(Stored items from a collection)
* START *

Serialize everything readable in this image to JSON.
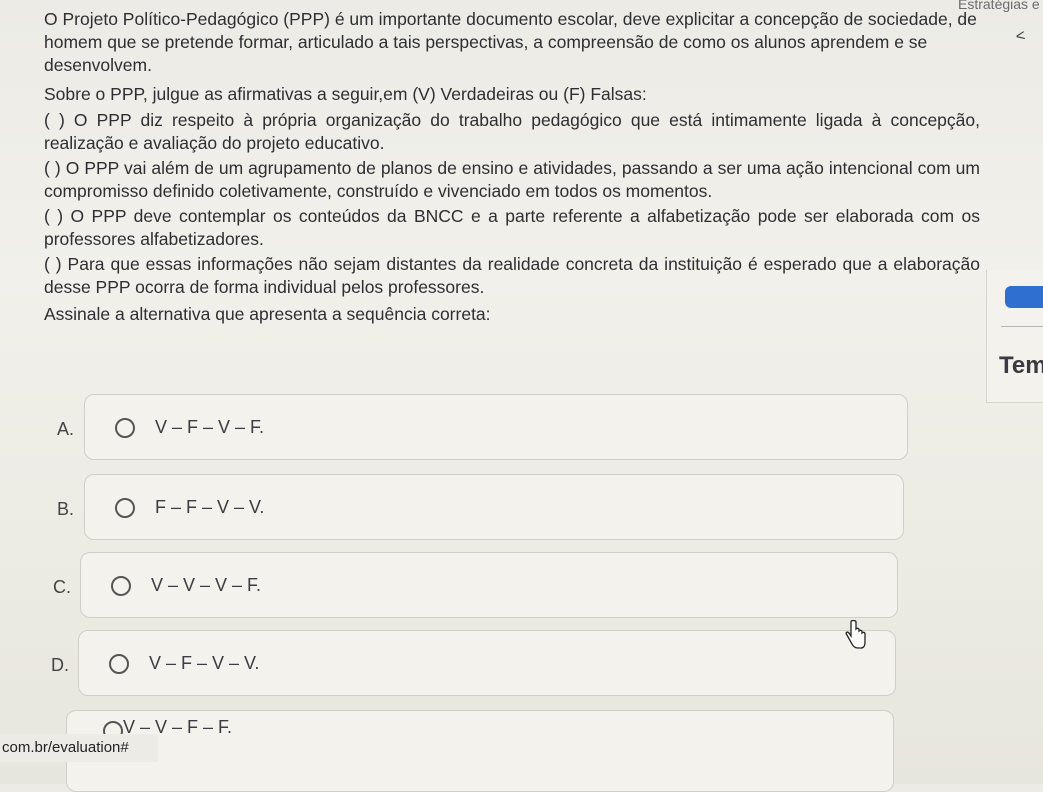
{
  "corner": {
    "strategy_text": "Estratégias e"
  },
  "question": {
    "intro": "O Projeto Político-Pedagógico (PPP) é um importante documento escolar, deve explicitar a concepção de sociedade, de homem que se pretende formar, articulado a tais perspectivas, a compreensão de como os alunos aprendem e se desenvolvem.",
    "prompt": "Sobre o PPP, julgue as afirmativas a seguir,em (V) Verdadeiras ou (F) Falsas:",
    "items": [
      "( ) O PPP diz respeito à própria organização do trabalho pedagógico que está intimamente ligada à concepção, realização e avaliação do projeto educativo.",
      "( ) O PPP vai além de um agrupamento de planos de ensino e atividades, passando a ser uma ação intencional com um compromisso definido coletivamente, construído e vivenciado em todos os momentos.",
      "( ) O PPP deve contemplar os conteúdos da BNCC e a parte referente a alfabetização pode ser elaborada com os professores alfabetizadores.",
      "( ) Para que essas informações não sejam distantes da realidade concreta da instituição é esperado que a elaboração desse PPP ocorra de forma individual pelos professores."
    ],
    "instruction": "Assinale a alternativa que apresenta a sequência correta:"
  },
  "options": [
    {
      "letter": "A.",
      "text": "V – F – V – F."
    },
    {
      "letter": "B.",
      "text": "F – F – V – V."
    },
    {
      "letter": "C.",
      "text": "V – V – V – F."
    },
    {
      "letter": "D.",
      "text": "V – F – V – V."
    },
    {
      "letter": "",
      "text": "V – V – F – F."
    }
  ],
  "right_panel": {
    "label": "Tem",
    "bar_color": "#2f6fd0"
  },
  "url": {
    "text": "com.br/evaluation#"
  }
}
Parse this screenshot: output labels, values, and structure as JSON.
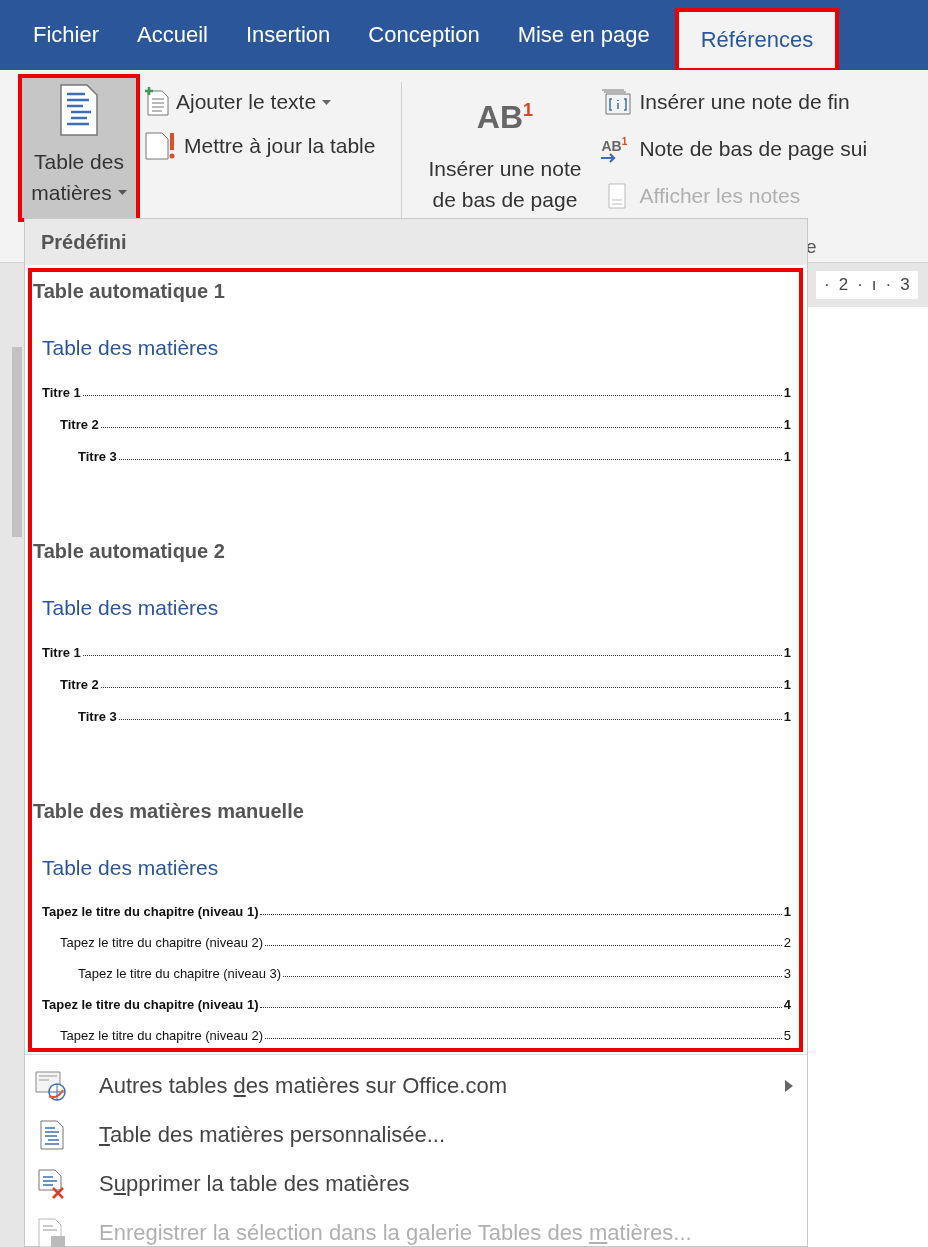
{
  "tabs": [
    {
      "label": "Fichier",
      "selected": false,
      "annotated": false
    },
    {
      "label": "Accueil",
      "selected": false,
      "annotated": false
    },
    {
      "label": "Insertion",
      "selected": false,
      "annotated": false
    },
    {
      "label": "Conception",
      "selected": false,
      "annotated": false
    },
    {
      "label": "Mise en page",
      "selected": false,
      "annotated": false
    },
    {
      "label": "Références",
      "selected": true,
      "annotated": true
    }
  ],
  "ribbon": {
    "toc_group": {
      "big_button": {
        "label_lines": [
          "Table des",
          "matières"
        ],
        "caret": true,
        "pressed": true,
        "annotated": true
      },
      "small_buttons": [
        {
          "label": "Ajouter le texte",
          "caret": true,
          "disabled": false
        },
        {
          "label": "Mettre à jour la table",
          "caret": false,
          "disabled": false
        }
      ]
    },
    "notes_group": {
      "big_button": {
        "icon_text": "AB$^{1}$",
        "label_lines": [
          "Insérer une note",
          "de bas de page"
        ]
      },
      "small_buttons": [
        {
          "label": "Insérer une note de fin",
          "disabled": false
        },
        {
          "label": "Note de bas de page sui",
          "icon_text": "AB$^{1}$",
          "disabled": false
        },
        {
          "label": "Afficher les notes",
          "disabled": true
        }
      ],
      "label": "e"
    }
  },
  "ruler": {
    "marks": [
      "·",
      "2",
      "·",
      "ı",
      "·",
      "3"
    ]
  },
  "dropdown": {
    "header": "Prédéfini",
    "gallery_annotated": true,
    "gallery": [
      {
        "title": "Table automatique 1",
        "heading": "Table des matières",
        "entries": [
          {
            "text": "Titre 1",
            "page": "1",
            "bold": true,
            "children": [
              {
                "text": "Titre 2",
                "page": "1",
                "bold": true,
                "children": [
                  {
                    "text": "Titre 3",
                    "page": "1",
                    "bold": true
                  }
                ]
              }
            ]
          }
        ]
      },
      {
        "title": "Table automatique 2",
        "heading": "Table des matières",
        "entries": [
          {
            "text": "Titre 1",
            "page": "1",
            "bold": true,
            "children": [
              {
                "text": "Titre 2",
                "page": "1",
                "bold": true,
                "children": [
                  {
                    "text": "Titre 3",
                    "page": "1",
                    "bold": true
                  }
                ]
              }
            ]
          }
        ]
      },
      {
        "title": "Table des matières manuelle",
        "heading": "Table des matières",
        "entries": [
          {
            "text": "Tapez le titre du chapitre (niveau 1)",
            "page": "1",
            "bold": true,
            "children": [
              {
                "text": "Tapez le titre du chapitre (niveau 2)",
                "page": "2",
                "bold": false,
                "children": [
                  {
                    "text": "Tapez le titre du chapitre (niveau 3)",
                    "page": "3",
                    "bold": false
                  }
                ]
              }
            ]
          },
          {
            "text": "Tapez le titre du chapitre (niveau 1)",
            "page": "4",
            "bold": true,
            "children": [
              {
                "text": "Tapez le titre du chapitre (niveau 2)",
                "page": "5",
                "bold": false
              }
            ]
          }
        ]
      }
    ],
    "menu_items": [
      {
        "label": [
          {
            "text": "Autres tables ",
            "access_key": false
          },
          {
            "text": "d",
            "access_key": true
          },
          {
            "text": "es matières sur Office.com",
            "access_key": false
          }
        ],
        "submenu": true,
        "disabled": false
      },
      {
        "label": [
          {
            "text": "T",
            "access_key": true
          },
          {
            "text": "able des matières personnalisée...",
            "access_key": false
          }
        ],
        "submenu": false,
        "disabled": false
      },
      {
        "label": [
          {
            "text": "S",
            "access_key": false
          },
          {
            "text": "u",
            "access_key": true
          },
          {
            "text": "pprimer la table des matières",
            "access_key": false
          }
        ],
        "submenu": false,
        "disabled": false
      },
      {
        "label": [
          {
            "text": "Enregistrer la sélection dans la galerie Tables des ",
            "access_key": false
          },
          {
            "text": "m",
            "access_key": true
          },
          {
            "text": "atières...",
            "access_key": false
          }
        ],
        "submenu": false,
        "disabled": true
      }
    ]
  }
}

* END *

[What is needed] Lines of the material that contain the word "matières" are to be gathered.

[Answer to this problem]
          "matières"
        "heading": "Table des matières",
        "heading": "Table des matières",
        "title": "Table des matières manuelle",
        "heading": "Table des matières",
            "text": "es matières sur Office.com",
            "text": "able des matières personnalisée...",
            "text": "pprimer la table des matières",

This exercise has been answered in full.